◆ Information shown ◆
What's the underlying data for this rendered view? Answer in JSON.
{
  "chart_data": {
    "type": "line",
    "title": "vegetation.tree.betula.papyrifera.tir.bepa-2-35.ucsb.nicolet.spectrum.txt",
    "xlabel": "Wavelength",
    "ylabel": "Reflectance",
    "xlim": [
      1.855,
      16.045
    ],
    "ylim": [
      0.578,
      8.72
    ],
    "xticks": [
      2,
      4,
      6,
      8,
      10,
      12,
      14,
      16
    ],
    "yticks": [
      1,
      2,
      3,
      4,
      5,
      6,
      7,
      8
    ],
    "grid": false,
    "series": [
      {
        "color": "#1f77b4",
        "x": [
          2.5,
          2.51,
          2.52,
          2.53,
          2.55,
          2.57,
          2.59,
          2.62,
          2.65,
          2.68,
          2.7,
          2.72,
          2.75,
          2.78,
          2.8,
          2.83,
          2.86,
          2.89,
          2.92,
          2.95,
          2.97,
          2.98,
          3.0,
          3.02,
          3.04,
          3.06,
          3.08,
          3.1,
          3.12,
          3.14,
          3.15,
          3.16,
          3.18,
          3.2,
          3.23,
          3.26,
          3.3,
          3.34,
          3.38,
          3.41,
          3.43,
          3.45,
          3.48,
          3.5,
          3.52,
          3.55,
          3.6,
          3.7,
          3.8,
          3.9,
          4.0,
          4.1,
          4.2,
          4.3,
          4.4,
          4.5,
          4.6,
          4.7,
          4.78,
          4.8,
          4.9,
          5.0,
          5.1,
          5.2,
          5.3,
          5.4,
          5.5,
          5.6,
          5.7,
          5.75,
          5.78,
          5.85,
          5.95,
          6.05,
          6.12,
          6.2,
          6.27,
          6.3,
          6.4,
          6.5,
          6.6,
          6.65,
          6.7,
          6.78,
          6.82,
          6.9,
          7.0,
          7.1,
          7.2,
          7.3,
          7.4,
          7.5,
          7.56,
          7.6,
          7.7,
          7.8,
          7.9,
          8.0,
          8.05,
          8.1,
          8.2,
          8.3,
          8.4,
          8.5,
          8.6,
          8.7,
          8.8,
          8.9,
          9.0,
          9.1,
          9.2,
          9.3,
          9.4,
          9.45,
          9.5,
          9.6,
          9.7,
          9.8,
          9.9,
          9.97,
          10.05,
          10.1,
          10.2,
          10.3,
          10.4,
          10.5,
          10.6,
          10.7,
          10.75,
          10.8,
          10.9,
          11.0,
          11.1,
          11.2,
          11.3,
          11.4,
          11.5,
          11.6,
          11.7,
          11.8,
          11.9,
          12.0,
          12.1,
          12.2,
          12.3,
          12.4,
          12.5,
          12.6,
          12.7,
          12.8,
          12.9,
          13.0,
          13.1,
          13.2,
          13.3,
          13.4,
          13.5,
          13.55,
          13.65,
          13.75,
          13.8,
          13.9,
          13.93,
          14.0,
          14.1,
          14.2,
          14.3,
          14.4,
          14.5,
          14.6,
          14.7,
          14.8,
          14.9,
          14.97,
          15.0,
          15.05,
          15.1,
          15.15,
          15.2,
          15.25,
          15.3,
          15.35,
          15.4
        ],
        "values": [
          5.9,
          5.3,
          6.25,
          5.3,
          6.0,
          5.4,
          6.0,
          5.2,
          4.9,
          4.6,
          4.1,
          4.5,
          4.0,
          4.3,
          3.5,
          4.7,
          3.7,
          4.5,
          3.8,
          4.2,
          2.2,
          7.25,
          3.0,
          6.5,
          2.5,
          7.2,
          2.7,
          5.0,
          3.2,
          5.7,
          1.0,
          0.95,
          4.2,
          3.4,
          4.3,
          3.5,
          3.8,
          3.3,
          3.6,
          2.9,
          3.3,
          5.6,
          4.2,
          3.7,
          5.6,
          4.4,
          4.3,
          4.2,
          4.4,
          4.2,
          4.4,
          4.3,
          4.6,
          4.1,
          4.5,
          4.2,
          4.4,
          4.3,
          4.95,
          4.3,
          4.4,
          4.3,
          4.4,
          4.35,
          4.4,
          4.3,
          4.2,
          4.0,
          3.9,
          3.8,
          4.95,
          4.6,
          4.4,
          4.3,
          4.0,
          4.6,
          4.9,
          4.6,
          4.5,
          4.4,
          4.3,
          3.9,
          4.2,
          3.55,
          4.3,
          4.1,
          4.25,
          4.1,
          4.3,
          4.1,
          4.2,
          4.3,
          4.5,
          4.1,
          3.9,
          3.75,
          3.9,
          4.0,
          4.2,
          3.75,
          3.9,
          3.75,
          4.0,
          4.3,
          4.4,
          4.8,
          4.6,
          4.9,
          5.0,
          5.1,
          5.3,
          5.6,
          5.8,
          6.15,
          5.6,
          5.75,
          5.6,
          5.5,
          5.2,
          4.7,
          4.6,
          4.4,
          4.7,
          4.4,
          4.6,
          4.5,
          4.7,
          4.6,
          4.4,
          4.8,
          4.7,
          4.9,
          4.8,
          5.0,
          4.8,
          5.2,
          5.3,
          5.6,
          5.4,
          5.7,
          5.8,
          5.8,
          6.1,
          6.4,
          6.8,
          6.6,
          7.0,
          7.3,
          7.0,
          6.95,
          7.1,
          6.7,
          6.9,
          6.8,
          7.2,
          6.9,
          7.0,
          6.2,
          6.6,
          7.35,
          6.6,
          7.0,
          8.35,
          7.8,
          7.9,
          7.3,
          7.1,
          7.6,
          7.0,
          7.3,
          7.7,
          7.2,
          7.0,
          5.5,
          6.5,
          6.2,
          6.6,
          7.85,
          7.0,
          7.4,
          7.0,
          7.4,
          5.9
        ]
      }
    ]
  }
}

◆ What to do ◆
Transcribe the entire listing above precisely.

◆ Result for this task ◆
What's the underlying data for this rendered view? Answer in JSON.
{
  "chart_data": {
    "type": "line",
    "title": "vegetation.tree.betula.papyrifera.tir.bepa-2-35.ucsb.nicolet.spectrum.txt",
    "xlabel": "Wavelength",
    "ylabel": "Reflectance",
    "xlim": [
      1.855,
      16.045
    ],
    "ylim": [
      0.578,
      8.72
    ],
    "xticks": [
      2,
      4,
      6,
      8,
      10,
      12,
      14,
      16
    ],
    "yticks": [
      1,
      2,
      3,
      4,
      5,
      6,
      7,
      8
    ],
    "grid": false,
    "series": [
      {
        "color": "#1f77b4",
        "x": [
          2.5,
          2.51,
          2.52,
          2.53,
          2.55,
          2.57,
          2.59,
          2.62,
          2.65,
          2.68,
          2.7,
          2.72,
          2.75,
          2.78,
          2.8,
          2.83,
          2.86,
          2.89,
          2.92,
          2.95,
          2.97,
          2.98,
          3.0,
          3.02,
          3.04,
          3.06,
          3.08,
          3.1,
          3.12,
          3.14,
          3.15,
          3.16,
          3.18,
          3.2,
          3.23,
          3.26,
          3.3,
          3.34,
          3.38,
          3.41,
          3.43,
          3.45,
          3.48,
          3.5,
          3.52,
          3.55,
          3.6,
          3.7,
          3.8,
          3.9,
          4.0,
          4.1,
          4.2,
          4.3,
          4.4,
          4.5,
          4.6,
          4.7,
          4.78,
          4.8,
          4.9,
          5.0,
          5.1,
          5.2,
          5.3,
          5.4,
          5.5,
          5.6,
          5.7,
          5.75,
          5.78,
          5.85,
          5.95,
          6.05,
          6.12,
          6.2,
          6.27,
          6.3,
          6.4,
          6.5,
          6.6,
          6.65,
          6.7,
          6.78,
          6.82,
          6.9,
          7.0,
          7.1,
          7.2,
          7.3,
          7.4,
          7.5,
          7.56,
          7.6,
          7.7,
          7.8,
          7.9,
          8.0,
          8.05,
          8.1,
          8.2,
          8.3,
          8.4,
          8.5,
          8.6,
          8.7,
          8.8,
          8.9,
          9.0,
          9.1,
          9.2,
          9.3,
          9.4,
          9.45,
          9.5,
          9.6,
          9.7,
          9.8,
          9.9,
          9.97,
          10.05,
          10.1,
          10.2,
          10.3,
          10.4,
          10.5,
          10.6,
          10.7,
          10.75,
          10.8,
          10.9,
          11.0,
          11.1,
          11.2,
          11.3,
          11.4,
          11.5,
          11.6,
          11.7,
          11.8,
          11.9,
          12.0,
          12.1,
          12.2,
          12.3,
          12.4,
          12.5,
          12.6,
          12.7,
          12.8,
          12.9,
          13.0,
          13.1,
          13.2,
          13.3,
          13.4,
          13.5,
          13.55,
          13.65,
          13.75,
          13.8,
          13.9,
          13.93,
          14.0,
          14.1,
          14.2,
          14.3,
          14.4,
          14.5,
          14.6,
          14.7,
          14.8,
          14.9,
          14.97,
          15.0,
          15.05,
          15.1,
          15.15,
          15.2,
          15.25,
          15.3,
          15.35,
          15.4
        ],
        "values": [
          5.9,
          5.3,
          6.25,
          5.3,
          6.0,
          5.4,
          6.0,
          5.2,
          4.9,
          4.6,
          4.1,
          4.5,
          4.0,
          4.3,
          3.5,
          4.7,
          3.7,
          4.5,
          3.8,
          4.2,
          2.2,
          7.25,
          3.0,
          6.5,
          2.5,
          7.2,
          2.7,
          5.0,
          3.2,
          5.7,
          1.0,
          0.95,
          4.2,
          3.4,
          4.3,
          3.5,
          3.8,
          3.3,
          3.6,
          2.9,
          3.3,
          5.6,
          4.2,
          3.7,
          5.6,
          4.4,
          4.3,
          4.2,
          4.4,
          4.2,
          4.4,
          4.3,
          4.6,
          4.1,
          4.5,
          4.2,
          4.4,
          4.3,
          4.95,
          4.3,
          4.4,
          4.3,
          4.4,
          4.35,
          4.4,
          4.3,
          4.2,
          4.0,
          3.9,
          3.8,
          4.95,
          4.6,
          4.4,
          4.3,
          4.0,
          4.6,
          4.9,
          4.6,
          4.5,
          4.4,
          4.3,
          3.9,
          4.2,
          3.55,
          4.3,
          4.1,
          4.25,
          4.1,
          4.3,
          4.1,
          4.2,
          4.3,
          4.5,
          4.1,
          3.9,
          3.75,
          3.9,
          4.0,
          4.2,
          3.75,
          3.9,
          3.75,
          4.0,
          4.3,
          4.4,
          4.8,
          4.6,
          4.9,
          5.0,
          5.1,
          5.3,
          5.6,
          5.8,
          6.15,
          5.6,
          5.75,
          5.6,
          5.5,
          5.2,
          4.7,
          4.6,
          4.4,
          4.7,
          4.4,
          4.6,
          4.5,
          4.7,
          4.6,
          4.4,
          4.8,
          4.7,
          4.9,
          4.8,
          5.0,
          4.8,
          5.2,
          5.3,
          5.6,
          5.4,
          5.7,
          5.8,
          5.8,
          6.1,
          6.4,
          6.8,
          6.6,
          7.0,
          7.3,
          7.0,
          6.95,
          7.1,
          6.7,
          6.9,
          6.8,
          7.2,
          6.9,
          7.0,
          6.2,
          6.6,
          7.35,
          6.6,
          7.0,
          8.35,
          7.8,
          7.9,
          7.3,
          7.1,
          7.6,
          7.0,
          7.3,
          7.7,
          7.2,
          7.0,
          5.5,
          6.5,
          6.2,
          6.6,
          7.85,
          7.0,
          7.4,
          7.0,
          7.4,
          5.9
        ]
      }
    ]
  }
}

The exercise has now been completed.